[start GIVEN INFORMATION]

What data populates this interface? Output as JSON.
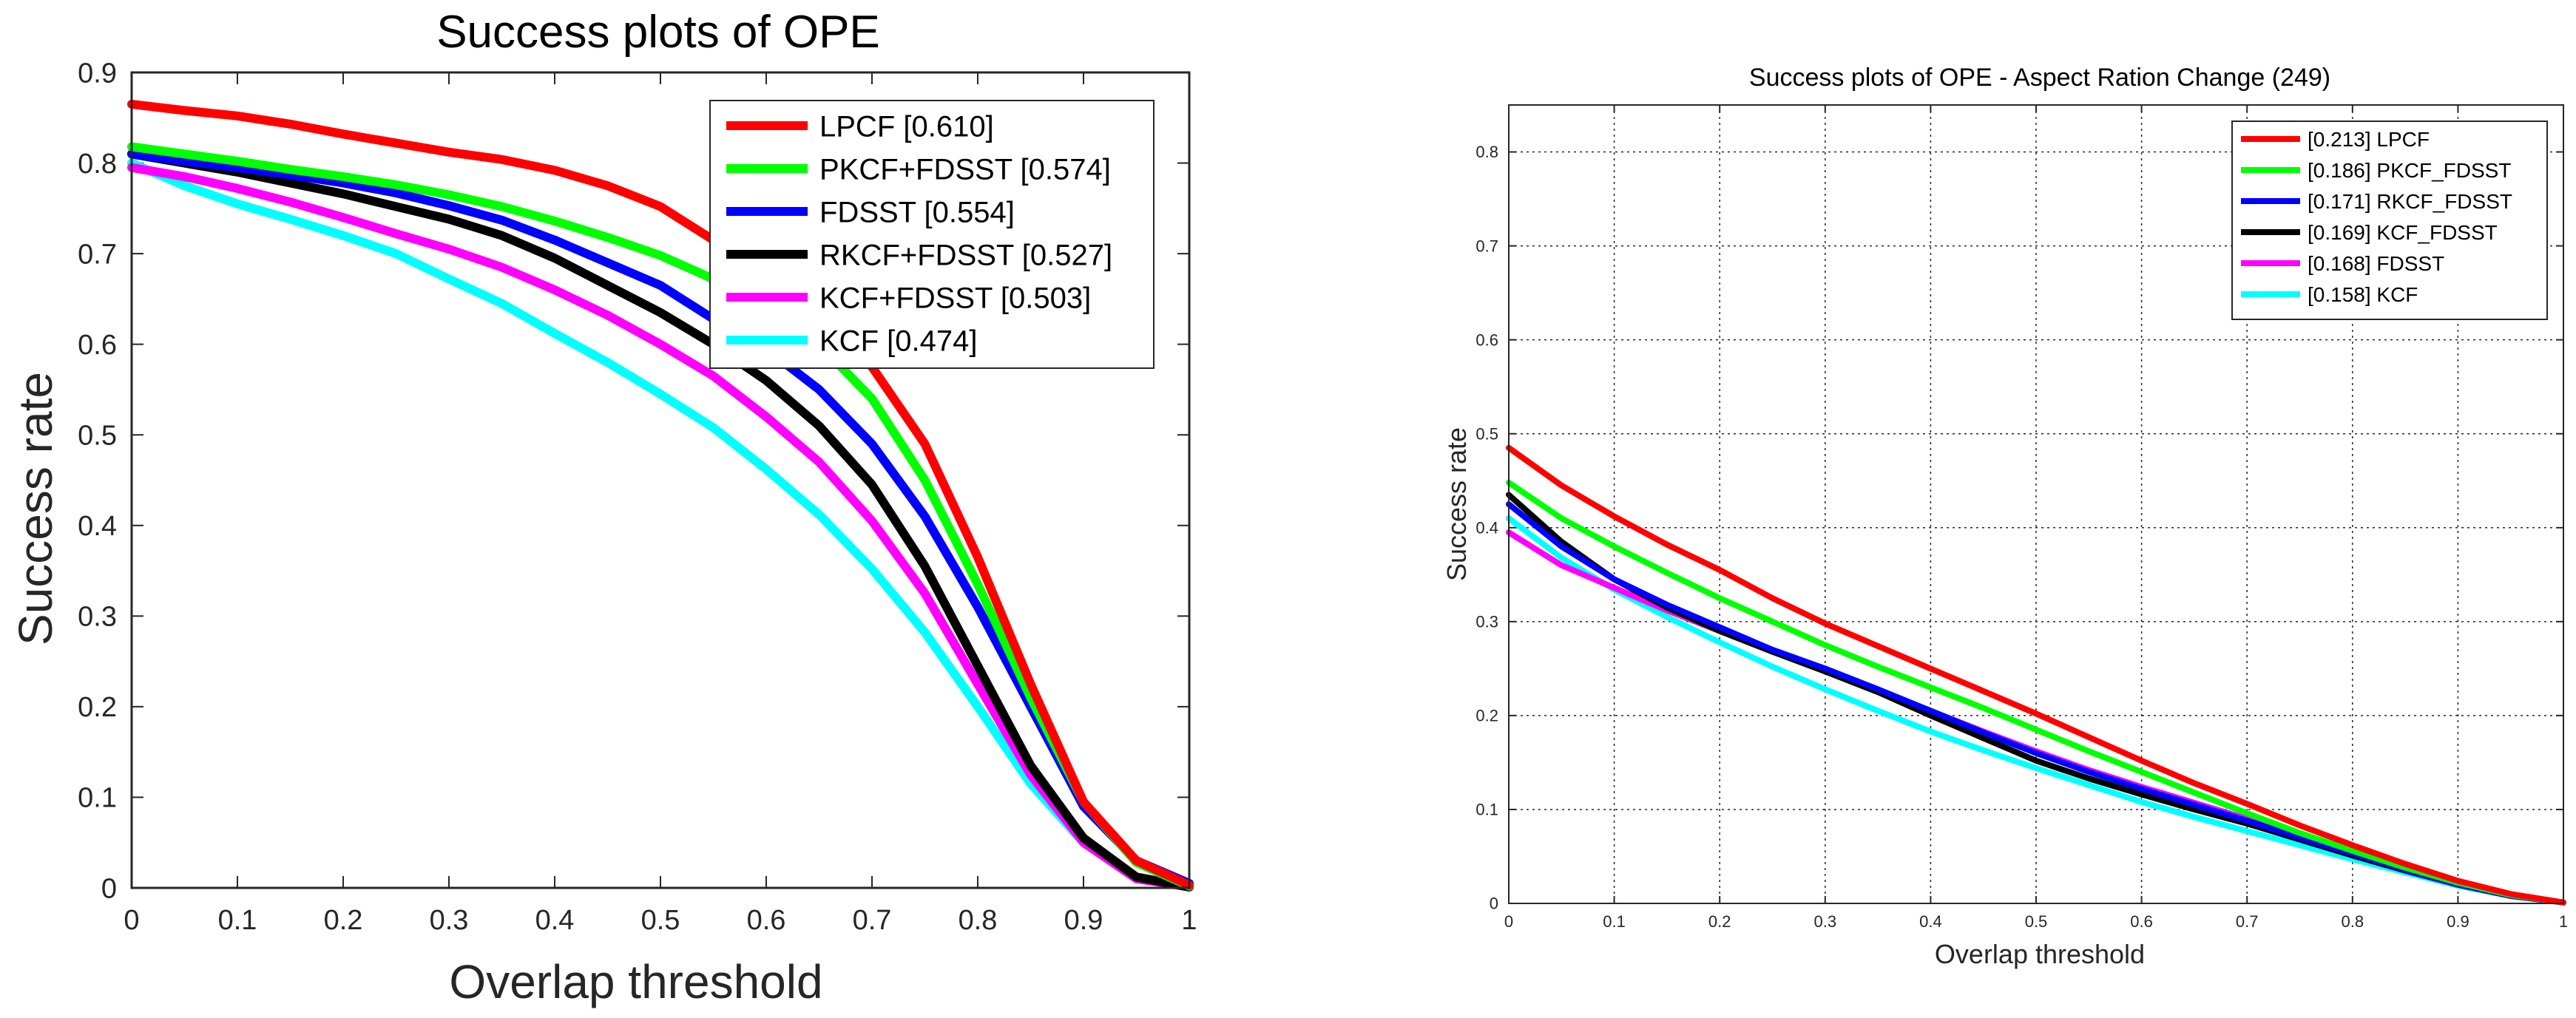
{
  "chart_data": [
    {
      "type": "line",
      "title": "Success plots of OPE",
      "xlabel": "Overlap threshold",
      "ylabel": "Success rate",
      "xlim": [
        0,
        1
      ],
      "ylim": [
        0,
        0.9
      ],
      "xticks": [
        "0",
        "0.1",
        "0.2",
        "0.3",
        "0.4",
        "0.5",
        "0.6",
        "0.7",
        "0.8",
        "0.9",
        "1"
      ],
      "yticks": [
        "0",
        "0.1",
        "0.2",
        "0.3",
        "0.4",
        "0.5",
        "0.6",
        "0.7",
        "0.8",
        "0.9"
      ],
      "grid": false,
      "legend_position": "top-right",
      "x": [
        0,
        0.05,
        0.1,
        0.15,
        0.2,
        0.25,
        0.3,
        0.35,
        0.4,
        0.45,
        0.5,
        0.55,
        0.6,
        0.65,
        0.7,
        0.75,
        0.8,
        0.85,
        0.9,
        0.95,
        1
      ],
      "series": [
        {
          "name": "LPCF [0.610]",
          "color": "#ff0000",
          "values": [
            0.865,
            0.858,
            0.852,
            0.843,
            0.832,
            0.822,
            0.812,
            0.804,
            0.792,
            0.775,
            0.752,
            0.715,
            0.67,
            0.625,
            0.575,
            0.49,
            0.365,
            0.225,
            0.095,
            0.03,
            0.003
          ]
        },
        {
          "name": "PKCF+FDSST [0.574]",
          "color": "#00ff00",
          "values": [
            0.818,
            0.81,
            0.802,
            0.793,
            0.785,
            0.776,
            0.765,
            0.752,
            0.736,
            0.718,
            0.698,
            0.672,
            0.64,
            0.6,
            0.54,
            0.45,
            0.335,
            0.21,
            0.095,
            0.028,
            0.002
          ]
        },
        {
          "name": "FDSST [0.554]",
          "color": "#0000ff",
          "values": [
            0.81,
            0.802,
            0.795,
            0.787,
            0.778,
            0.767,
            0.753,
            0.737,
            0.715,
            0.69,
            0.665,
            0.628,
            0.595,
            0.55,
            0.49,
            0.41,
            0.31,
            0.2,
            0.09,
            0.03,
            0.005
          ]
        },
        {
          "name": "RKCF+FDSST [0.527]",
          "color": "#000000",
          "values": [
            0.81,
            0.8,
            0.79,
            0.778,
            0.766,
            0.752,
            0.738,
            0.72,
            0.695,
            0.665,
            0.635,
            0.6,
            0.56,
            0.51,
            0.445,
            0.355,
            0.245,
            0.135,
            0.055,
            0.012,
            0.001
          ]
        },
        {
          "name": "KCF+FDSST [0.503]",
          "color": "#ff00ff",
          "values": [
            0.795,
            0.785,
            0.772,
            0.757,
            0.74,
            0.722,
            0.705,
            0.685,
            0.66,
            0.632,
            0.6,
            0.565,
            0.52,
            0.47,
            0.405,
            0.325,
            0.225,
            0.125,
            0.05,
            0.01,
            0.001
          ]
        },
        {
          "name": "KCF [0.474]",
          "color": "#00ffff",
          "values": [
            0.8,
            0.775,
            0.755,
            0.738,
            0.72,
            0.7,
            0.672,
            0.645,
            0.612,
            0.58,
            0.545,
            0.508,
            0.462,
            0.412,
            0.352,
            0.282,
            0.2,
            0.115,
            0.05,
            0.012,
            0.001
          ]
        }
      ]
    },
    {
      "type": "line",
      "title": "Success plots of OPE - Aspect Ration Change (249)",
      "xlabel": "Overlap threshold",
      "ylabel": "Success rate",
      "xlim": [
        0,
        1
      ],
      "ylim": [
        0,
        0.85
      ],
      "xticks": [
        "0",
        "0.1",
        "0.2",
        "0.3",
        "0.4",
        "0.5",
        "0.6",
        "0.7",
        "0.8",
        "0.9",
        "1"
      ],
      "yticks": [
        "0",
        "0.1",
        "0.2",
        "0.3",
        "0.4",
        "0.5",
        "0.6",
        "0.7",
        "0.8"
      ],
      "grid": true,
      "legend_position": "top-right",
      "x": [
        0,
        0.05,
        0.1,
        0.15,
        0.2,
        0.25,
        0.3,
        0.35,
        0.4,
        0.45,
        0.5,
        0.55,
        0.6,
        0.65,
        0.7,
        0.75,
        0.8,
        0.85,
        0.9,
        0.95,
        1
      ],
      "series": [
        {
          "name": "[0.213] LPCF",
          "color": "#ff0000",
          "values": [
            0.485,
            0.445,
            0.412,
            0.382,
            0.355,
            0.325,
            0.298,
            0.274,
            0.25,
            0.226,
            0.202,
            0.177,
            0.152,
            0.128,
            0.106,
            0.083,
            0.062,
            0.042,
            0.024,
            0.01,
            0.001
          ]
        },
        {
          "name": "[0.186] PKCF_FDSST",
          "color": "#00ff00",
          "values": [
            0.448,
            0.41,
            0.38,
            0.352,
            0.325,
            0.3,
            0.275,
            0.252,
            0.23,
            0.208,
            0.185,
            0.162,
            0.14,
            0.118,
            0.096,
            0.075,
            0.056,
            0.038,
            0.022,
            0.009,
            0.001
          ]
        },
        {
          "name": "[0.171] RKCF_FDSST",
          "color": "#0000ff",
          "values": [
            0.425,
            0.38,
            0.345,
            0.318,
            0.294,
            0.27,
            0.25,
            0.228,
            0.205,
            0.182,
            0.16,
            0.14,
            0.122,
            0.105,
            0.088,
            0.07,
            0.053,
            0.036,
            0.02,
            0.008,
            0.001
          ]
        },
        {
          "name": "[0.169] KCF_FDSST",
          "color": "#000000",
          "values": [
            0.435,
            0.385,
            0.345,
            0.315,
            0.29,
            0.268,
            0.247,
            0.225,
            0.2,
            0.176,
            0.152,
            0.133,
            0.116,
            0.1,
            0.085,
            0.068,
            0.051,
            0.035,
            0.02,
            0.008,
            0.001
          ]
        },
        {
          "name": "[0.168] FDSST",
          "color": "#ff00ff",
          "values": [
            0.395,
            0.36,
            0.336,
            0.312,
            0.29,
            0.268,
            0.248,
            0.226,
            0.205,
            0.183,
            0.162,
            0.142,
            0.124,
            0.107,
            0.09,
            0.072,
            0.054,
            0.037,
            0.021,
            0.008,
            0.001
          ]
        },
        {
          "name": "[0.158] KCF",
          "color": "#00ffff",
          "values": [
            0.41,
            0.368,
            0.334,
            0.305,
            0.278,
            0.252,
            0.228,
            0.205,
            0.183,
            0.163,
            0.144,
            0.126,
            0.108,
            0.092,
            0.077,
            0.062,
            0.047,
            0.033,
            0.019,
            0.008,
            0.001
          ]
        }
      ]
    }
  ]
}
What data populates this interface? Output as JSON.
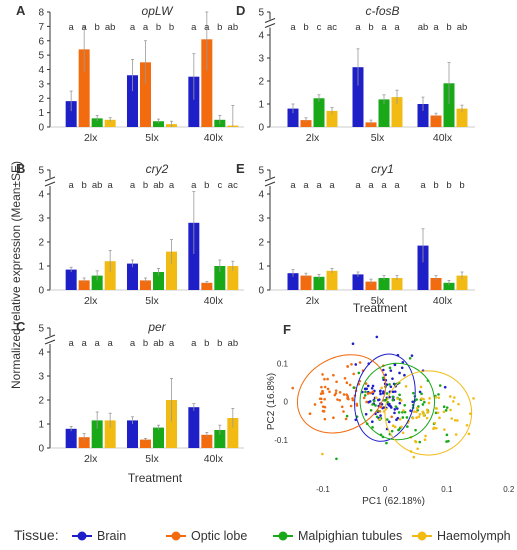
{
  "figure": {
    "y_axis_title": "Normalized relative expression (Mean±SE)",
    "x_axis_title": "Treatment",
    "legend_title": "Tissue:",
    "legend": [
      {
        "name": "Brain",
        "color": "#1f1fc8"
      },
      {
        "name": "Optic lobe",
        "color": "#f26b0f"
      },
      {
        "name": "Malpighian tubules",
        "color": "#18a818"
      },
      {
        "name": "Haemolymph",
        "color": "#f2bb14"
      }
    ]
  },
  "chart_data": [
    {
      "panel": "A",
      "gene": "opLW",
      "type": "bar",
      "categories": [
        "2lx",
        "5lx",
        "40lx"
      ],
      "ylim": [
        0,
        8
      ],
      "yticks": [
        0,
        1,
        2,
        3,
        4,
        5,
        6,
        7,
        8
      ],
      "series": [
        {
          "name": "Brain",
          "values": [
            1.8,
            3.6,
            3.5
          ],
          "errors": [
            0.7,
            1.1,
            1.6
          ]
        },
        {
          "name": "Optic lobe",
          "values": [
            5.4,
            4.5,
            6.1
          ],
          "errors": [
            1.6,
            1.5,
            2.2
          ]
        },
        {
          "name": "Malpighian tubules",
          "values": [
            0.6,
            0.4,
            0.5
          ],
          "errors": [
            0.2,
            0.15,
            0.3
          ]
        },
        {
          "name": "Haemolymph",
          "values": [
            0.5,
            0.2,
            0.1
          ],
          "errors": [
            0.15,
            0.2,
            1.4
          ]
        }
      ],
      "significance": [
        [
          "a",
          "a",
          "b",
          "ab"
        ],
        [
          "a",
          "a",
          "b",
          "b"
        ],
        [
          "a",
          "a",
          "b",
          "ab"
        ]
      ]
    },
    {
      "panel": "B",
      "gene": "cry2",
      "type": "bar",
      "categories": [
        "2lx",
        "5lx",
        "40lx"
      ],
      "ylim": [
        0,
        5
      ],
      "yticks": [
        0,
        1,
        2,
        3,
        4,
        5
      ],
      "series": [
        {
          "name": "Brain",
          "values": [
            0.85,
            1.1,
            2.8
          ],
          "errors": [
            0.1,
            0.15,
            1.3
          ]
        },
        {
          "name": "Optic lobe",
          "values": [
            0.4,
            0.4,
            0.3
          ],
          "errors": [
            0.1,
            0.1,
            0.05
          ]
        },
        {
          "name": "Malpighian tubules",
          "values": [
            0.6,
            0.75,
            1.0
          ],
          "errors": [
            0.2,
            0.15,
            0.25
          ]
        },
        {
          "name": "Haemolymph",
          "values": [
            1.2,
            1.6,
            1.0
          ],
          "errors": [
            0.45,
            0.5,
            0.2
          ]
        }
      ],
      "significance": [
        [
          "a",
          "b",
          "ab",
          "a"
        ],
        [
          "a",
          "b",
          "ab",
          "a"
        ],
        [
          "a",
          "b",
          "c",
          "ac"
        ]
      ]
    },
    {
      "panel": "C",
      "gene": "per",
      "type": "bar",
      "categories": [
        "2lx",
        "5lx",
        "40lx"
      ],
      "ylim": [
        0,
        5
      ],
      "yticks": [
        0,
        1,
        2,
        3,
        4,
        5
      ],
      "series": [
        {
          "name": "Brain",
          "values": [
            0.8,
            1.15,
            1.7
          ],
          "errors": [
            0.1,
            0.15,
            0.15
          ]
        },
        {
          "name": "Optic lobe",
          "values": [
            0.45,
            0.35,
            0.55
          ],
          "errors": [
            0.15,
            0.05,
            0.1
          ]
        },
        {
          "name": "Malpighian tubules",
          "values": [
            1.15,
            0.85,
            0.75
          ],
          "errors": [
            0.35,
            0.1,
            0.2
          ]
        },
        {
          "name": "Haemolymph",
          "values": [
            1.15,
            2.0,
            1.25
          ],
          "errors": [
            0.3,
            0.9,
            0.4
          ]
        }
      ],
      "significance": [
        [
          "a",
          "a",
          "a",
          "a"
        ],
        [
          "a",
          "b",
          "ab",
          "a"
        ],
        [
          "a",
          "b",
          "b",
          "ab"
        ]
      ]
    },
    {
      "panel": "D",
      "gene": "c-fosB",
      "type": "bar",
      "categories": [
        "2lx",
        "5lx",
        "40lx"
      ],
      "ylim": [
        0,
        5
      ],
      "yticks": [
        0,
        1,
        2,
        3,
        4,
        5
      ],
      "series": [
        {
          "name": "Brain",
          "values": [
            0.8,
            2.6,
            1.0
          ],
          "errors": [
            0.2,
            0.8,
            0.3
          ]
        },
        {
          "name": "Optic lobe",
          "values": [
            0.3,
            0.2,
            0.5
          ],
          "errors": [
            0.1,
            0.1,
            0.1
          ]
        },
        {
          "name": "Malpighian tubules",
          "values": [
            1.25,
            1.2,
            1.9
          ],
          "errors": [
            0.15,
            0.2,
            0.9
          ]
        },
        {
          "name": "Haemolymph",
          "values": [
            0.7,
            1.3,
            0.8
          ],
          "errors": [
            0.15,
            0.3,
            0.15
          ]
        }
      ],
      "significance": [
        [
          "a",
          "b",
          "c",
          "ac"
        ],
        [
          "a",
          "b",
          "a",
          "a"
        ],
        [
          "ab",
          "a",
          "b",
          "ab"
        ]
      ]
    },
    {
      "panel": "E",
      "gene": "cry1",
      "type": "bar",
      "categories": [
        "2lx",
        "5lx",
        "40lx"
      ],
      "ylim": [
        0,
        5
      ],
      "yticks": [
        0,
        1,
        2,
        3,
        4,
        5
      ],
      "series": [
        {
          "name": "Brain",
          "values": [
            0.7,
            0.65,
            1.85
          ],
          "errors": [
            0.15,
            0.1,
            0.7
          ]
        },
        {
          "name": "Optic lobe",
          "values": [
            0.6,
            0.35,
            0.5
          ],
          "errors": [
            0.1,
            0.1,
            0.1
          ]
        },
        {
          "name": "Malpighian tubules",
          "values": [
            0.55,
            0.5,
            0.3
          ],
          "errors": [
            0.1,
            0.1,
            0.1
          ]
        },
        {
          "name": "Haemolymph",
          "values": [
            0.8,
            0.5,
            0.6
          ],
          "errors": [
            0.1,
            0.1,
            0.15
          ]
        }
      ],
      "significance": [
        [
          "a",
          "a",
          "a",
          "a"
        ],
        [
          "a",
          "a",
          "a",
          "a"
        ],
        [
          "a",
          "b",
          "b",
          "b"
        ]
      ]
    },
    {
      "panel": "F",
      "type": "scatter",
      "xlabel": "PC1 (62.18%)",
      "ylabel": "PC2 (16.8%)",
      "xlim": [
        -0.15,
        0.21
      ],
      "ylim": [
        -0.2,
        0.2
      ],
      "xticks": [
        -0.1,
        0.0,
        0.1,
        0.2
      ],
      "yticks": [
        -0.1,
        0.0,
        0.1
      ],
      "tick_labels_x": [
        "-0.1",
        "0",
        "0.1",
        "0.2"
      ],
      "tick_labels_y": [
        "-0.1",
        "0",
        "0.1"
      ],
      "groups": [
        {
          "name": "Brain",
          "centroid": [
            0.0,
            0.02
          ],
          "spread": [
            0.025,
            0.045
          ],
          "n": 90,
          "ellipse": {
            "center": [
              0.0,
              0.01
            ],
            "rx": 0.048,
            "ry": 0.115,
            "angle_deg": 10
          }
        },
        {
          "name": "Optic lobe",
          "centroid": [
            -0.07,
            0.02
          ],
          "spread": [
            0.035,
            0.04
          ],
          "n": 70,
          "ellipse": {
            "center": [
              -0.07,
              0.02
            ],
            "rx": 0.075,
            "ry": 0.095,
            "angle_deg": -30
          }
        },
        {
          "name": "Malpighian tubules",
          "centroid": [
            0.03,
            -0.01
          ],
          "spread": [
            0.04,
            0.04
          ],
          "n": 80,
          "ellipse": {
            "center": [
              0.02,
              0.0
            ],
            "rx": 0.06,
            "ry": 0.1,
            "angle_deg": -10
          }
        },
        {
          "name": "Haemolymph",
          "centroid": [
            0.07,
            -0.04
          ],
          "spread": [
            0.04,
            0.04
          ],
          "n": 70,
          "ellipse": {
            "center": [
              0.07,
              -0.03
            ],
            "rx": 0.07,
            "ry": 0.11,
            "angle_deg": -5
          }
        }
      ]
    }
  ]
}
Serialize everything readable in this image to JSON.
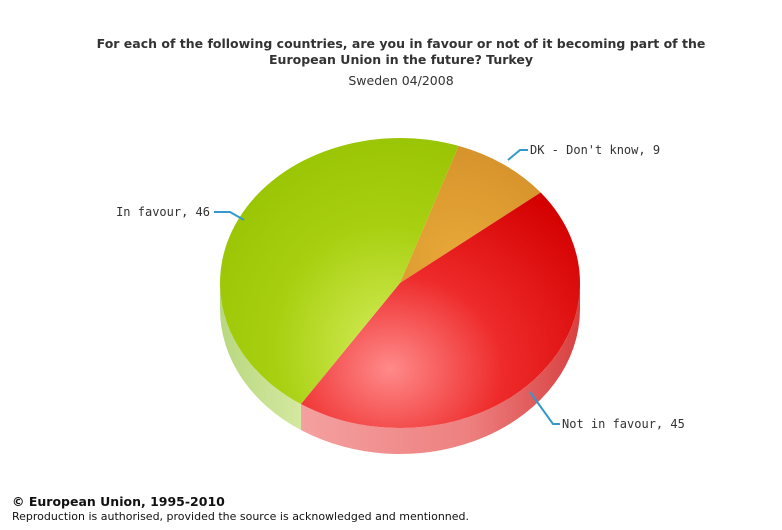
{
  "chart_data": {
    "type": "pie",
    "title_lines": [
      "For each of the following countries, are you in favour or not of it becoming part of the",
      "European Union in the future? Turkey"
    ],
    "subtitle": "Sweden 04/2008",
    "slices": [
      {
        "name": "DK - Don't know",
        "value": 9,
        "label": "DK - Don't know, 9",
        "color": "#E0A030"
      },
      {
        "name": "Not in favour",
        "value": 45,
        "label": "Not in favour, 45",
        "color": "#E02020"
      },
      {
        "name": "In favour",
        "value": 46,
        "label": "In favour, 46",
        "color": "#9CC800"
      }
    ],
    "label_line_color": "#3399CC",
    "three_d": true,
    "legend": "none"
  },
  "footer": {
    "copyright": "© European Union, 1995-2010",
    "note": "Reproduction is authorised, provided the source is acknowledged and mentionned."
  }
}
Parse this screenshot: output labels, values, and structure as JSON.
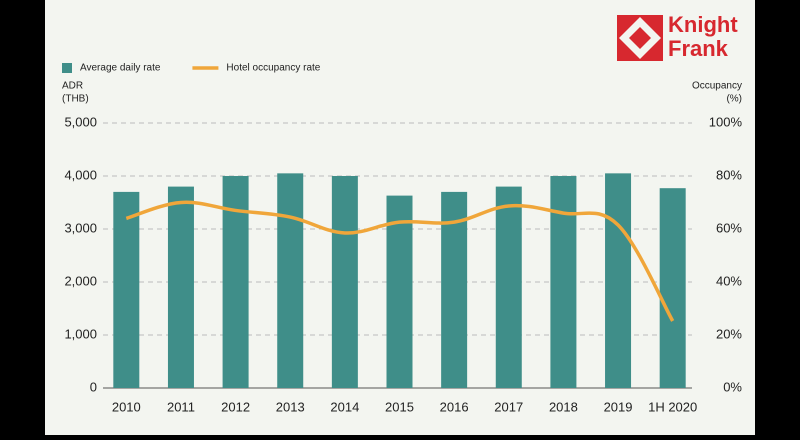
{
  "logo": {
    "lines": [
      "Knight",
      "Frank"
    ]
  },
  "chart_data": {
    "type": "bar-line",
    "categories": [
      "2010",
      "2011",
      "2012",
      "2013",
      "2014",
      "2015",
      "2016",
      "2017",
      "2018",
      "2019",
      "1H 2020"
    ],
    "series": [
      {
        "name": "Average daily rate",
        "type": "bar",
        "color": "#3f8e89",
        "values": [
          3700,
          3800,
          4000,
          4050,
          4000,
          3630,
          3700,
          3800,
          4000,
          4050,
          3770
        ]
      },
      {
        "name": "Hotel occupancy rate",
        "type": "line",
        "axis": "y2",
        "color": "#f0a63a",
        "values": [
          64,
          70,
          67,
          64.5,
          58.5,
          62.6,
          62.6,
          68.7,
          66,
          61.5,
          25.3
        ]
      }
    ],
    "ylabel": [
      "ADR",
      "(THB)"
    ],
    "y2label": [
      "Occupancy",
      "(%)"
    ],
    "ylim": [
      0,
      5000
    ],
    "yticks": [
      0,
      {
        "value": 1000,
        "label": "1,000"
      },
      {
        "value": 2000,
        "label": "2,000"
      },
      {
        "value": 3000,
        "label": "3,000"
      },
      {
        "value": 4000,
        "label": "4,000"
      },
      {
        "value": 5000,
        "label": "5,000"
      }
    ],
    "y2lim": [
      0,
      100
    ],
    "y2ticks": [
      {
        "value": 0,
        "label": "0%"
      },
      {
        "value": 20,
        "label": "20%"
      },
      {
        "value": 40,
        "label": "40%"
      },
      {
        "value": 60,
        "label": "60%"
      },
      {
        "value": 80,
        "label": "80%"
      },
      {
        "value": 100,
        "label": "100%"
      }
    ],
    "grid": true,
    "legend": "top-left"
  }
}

[end GIVEN INFORMATION]

CHALLENGE - Which lines above hold the word "favour"? Copy each of them.

ANSWER IN FULL -
      "For each of the following countries, are you in favour or not of it becoming part of the",
        "name": "Not in favour",
        "label": "Not in favour, 45",
        "name": "In favour",
        "label": "In favour, 46",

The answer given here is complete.